• Records for this exercise
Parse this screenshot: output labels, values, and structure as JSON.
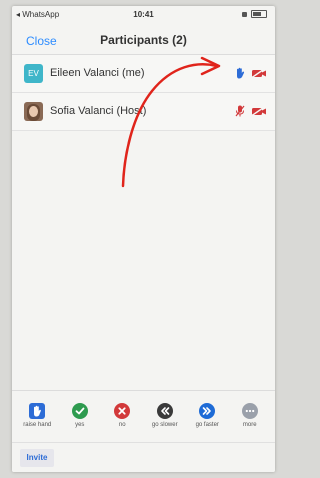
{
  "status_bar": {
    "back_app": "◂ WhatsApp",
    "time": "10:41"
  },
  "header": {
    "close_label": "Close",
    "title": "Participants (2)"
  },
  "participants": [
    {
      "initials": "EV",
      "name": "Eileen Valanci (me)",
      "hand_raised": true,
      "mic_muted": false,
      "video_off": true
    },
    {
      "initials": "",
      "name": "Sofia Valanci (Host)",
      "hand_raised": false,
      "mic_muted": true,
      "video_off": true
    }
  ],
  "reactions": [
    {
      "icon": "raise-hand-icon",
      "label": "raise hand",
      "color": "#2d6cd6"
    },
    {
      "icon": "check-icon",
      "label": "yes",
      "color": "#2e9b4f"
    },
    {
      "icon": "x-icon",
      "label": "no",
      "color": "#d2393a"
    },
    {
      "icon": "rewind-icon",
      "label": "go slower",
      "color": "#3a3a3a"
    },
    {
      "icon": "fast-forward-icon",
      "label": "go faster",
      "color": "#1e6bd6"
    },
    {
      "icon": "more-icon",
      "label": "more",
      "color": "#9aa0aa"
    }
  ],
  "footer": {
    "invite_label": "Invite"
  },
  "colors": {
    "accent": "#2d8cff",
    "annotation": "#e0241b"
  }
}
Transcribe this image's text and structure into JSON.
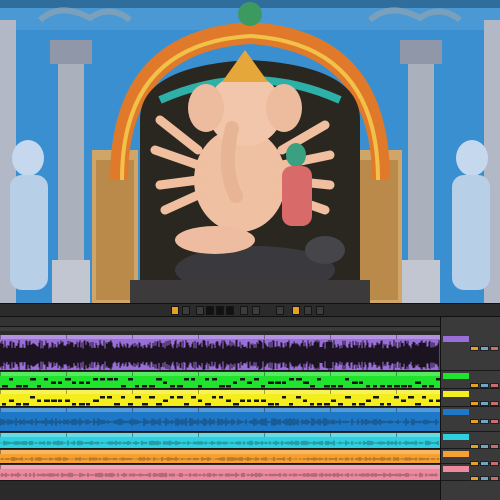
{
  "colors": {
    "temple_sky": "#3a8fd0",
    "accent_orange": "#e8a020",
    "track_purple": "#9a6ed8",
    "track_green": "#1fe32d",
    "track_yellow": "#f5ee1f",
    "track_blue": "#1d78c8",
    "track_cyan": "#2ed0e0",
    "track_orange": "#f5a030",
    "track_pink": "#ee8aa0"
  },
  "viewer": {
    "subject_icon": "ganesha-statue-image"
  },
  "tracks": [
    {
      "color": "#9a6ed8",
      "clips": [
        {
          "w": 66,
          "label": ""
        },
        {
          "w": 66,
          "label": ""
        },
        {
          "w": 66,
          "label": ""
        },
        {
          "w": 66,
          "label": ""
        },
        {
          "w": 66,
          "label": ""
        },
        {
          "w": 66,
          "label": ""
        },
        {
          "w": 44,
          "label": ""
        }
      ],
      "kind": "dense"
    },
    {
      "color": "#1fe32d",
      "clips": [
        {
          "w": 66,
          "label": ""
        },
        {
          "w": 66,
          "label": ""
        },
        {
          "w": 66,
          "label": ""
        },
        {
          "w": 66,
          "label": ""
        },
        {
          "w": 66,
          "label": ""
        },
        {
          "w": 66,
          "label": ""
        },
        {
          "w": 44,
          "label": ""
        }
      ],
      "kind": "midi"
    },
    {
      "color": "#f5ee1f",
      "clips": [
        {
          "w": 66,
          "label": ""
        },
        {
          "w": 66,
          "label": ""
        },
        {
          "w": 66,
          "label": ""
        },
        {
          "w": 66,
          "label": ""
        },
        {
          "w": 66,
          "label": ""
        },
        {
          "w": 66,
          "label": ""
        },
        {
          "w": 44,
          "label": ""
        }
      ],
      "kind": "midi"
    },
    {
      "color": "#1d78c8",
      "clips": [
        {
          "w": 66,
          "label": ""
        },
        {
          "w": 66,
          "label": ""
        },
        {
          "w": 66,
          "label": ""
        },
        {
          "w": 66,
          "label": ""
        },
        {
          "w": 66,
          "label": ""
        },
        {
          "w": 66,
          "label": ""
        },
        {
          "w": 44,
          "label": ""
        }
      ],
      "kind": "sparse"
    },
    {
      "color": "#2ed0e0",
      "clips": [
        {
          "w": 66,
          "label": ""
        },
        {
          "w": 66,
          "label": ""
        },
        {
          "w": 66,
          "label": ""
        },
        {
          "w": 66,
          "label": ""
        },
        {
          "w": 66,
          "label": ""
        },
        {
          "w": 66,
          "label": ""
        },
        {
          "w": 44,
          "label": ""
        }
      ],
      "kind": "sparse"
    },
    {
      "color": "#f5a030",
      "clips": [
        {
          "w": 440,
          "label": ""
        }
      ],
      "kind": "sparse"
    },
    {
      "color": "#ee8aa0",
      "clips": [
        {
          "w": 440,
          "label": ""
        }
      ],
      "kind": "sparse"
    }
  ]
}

--

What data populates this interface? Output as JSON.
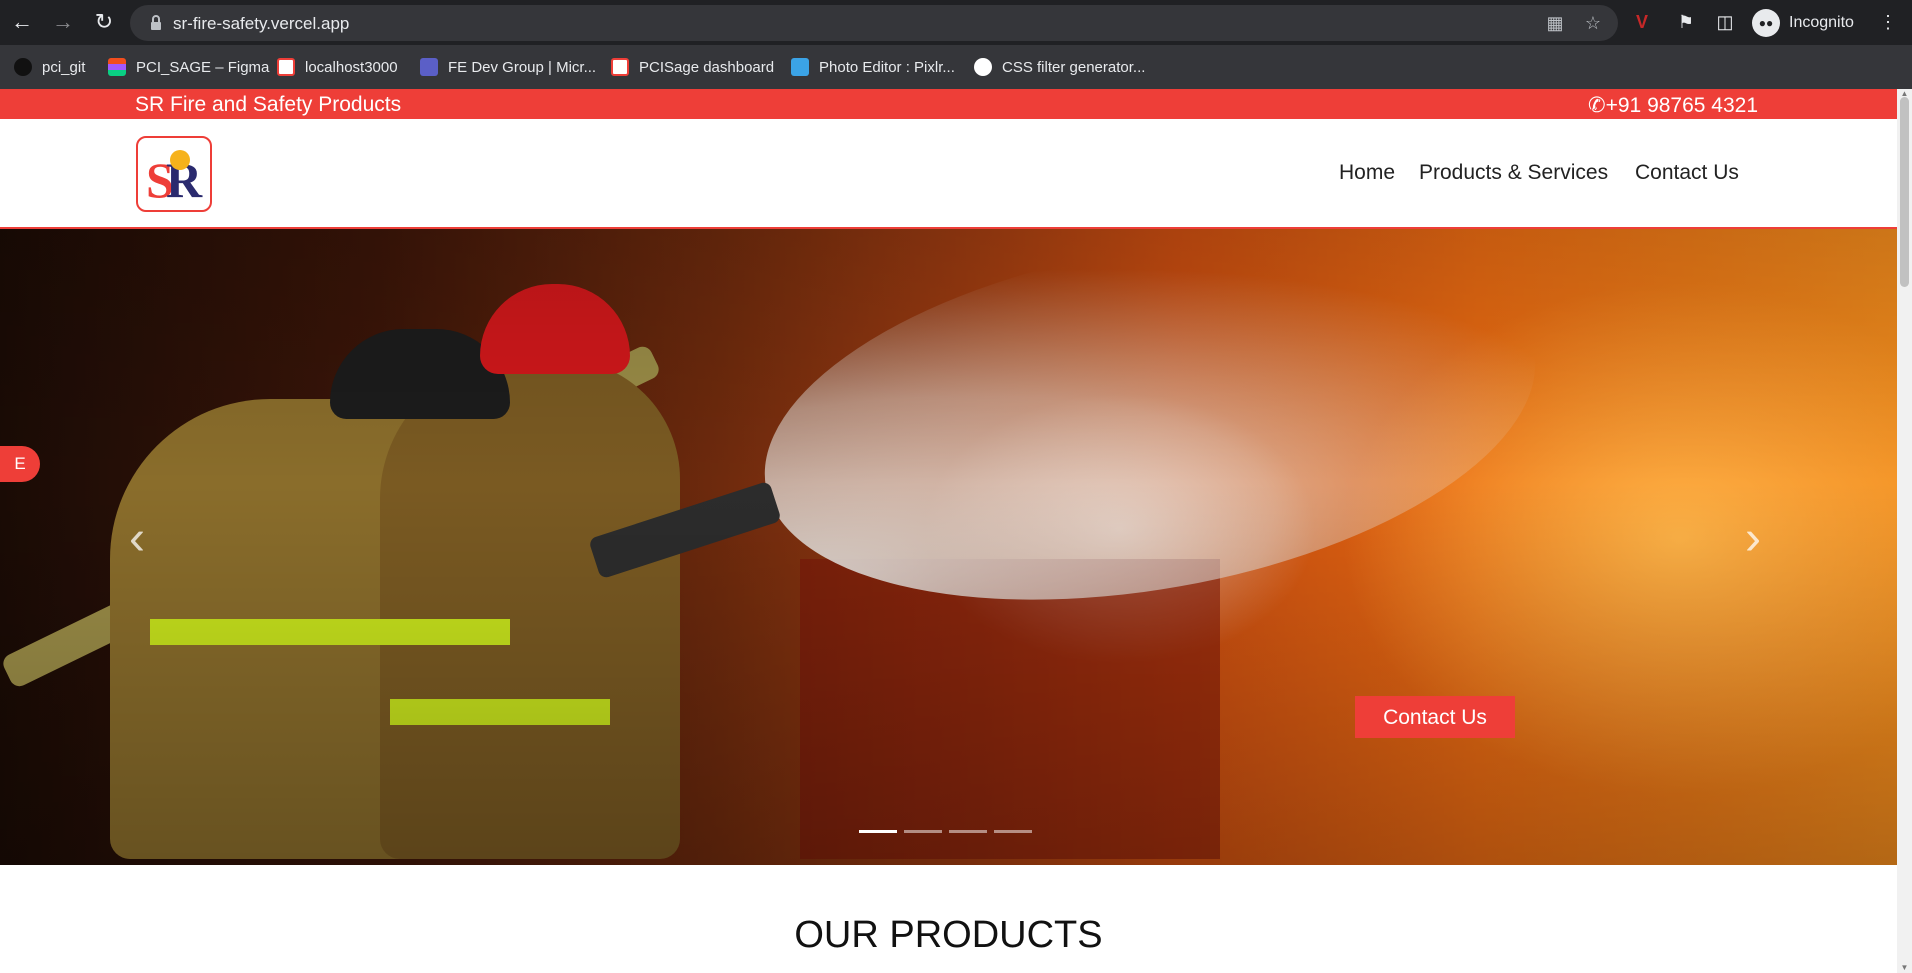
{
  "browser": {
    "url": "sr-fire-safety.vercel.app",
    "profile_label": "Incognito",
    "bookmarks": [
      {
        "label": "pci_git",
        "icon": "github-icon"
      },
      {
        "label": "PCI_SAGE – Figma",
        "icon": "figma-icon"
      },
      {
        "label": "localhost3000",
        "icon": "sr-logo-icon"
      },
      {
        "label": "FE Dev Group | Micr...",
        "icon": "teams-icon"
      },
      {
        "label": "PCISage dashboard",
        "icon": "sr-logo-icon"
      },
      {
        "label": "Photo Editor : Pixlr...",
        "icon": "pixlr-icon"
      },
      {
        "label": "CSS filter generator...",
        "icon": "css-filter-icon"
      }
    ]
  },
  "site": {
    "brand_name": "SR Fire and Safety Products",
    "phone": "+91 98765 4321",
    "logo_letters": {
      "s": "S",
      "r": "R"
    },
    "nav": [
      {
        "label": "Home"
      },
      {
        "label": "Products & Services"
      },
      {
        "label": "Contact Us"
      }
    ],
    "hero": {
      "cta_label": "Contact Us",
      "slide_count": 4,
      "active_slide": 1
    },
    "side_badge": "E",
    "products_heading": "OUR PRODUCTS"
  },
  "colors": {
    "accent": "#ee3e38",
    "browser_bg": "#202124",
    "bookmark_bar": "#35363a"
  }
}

• Do this
Check each line of the data above for the word "filter", then state how many lines have it. Give the number alone.

• Task answer
2